● WHAT TO WORK ON
Count the lines below that contain the word "RODC". Give only the number.

● RECORDS SUPPLIED
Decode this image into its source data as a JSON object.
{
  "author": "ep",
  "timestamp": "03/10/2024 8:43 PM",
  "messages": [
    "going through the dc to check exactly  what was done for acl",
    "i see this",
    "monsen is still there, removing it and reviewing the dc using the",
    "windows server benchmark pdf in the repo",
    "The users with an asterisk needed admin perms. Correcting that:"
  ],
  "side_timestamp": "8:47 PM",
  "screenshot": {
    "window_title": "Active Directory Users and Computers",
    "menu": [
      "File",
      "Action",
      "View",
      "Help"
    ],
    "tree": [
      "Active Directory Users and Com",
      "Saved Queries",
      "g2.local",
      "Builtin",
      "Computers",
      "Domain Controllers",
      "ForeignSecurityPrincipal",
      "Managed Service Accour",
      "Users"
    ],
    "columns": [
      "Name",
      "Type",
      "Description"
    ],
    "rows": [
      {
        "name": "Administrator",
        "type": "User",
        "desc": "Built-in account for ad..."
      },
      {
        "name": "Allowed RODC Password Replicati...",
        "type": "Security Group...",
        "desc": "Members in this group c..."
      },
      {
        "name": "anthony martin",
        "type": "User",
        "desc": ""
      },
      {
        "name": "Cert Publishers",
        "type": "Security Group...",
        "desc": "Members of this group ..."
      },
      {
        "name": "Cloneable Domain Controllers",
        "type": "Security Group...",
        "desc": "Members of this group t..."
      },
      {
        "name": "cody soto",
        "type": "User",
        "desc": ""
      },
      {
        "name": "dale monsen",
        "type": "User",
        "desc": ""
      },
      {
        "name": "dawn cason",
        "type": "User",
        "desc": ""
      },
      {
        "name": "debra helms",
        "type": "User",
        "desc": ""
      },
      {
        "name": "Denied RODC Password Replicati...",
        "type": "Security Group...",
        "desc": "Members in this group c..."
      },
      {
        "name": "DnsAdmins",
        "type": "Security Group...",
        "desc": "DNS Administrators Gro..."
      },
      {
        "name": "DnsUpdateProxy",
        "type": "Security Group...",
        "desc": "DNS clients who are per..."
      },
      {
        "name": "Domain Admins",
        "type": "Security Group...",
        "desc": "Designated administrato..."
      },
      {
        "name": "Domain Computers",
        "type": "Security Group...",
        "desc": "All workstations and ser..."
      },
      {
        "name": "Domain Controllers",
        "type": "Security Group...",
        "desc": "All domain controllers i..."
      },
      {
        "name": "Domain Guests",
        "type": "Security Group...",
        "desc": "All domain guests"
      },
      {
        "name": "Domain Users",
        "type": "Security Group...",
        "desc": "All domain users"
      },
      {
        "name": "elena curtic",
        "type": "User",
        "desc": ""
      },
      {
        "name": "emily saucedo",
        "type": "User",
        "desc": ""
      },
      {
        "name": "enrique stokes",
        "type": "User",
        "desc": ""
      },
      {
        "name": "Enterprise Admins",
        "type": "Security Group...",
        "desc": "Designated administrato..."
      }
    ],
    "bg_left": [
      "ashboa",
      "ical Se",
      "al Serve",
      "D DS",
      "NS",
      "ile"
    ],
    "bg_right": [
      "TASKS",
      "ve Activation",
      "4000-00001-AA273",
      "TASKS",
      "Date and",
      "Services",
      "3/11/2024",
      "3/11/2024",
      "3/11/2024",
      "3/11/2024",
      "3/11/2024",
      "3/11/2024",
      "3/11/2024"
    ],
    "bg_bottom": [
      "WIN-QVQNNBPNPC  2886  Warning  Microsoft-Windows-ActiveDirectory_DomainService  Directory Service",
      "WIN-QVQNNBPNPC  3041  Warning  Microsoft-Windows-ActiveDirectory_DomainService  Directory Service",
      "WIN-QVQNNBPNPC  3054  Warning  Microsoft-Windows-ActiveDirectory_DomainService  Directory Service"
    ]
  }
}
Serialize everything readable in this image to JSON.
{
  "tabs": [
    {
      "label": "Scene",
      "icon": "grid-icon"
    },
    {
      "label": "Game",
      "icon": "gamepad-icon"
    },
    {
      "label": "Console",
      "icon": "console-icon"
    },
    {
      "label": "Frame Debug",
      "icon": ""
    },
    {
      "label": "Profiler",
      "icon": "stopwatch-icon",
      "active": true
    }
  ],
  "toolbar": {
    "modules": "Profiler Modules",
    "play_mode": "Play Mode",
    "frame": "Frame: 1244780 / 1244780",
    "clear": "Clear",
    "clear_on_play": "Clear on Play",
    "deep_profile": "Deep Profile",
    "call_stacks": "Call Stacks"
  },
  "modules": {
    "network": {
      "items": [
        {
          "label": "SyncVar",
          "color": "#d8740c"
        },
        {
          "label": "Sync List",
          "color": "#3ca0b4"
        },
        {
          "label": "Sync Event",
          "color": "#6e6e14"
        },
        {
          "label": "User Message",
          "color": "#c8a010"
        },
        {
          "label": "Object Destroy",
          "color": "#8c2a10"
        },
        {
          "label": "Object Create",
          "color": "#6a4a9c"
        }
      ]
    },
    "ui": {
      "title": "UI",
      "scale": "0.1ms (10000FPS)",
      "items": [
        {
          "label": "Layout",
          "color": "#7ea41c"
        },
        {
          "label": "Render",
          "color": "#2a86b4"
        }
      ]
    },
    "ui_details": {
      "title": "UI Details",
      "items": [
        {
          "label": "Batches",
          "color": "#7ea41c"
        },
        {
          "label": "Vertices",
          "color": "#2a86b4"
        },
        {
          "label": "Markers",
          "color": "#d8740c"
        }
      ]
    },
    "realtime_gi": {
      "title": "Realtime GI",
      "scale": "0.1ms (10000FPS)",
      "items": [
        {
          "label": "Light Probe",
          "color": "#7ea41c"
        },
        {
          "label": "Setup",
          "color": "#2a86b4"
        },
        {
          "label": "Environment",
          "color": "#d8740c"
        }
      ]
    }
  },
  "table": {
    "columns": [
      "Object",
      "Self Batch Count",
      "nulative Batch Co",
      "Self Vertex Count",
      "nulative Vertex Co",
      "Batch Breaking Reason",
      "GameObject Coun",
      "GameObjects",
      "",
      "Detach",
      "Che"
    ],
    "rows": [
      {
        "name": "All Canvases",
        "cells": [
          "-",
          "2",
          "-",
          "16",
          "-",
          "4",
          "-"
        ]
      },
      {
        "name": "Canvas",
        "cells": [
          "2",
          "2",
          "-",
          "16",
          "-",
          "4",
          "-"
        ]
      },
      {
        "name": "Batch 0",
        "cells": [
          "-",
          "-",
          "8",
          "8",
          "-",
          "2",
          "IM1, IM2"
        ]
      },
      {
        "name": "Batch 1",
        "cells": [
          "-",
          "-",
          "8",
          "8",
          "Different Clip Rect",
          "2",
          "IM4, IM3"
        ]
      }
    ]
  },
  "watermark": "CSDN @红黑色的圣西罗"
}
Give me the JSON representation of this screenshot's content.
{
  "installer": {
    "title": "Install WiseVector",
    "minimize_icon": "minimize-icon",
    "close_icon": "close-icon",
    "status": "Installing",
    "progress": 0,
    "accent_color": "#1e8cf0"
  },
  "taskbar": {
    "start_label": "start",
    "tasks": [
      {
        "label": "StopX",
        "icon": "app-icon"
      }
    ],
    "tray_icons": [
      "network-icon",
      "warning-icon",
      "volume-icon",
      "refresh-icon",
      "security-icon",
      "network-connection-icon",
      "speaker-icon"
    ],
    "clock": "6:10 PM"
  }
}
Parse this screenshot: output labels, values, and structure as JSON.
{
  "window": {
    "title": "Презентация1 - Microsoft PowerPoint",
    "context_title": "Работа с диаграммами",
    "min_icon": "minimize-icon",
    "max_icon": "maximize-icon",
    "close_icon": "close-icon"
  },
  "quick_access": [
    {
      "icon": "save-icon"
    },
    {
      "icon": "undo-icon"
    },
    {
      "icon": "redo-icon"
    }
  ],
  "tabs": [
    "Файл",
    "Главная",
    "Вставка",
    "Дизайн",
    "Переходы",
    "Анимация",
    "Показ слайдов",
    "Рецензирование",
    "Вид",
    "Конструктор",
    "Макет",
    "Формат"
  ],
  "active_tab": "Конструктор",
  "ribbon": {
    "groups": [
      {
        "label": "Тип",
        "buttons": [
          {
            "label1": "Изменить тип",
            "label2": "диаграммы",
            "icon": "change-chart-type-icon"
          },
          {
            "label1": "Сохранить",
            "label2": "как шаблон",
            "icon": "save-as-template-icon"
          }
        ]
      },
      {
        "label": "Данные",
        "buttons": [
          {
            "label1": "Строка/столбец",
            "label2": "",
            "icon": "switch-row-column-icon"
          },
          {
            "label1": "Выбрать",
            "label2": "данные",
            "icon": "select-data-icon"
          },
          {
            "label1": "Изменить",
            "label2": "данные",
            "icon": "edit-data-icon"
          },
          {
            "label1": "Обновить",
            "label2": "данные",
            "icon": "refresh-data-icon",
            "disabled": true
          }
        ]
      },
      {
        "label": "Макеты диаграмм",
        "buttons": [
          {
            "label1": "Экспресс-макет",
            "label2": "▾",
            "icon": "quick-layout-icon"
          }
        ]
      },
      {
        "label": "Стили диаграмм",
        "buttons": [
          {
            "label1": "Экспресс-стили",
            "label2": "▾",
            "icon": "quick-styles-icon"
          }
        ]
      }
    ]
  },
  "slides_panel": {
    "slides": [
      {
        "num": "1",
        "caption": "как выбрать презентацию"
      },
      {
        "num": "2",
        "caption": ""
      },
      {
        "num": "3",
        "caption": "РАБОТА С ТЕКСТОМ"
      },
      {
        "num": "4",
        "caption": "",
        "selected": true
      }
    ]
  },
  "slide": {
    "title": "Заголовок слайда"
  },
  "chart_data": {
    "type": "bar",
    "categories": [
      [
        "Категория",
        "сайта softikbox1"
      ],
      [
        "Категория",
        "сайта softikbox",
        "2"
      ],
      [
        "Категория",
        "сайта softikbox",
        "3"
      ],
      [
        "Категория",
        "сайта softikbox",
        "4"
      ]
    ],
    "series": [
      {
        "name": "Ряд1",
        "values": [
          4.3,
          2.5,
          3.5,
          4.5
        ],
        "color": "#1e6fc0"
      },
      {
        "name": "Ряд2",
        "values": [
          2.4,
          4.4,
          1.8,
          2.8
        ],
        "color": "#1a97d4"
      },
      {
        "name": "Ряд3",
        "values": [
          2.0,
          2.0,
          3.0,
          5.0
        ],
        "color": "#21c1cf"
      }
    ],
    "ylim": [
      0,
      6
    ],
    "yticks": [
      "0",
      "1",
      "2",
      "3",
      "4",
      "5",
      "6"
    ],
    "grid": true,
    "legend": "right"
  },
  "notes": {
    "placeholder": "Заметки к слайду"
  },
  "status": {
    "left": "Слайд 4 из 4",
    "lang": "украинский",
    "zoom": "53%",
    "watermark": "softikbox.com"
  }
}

● TASK ANSWER
2